▶ **WHAT IS BEING ASKED**
Repeat the records below exactly as they appear.

▶ **RECORDED DATA**
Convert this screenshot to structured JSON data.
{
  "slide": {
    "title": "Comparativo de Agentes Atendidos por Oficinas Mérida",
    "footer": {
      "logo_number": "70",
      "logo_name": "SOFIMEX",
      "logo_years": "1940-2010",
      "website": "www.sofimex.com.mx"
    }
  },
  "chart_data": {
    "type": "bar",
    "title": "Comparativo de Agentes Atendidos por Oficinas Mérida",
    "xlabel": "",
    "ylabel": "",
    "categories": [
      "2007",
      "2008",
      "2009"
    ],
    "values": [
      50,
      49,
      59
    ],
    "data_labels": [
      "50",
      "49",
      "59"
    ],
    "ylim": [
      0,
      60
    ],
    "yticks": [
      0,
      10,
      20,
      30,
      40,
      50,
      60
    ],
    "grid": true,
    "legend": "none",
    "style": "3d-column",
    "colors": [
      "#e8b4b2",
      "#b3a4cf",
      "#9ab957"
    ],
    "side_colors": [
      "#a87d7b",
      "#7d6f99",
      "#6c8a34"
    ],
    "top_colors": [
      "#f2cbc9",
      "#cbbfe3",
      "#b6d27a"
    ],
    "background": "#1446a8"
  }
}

▶ **WRITTEN ANSWER**
Convert this screenshot to structured JSON data.
{
  "slide": {
    "title": "Comparativo de Agentes Atendidos por Oficinas Mérida",
    "footer": {
      "logo_number": "70",
      "logo_name": "SOFIMEX",
      "logo_years": "1940-2010",
      "website": "www.sofimex.com.mx"
    }
  },
  "chart_data": {
    "type": "bar",
    "title": "Comparativo de Agentes Atendidos por Oficinas Mérida",
    "xlabel": "",
    "ylabel": "",
    "categories": [
      "2007",
      "2008",
      "2009"
    ],
    "values": [
      50,
      49,
      59
    ],
    "data_labels": [
      "50",
      "49",
      "59"
    ],
    "ylim": [
      0,
      60
    ],
    "yticks": [
      0,
      10,
      20,
      30,
      40,
      50,
      60
    ],
    "grid": true,
    "legend": "none",
    "style": "3d-column",
    "colors": [
      "#e8b4b2",
      "#b3a4cf",
      "#9ab957"
    ],
    "side_colors": [
      "#a87d7b",
      "#7d6f99",
      "#6c8a34"
    ],
    "top_colors": [
      "#f2cbc9",
      "#cbbfe3",
      "#b6d27a"
    ],
    "background": "#1446a8"
  }
}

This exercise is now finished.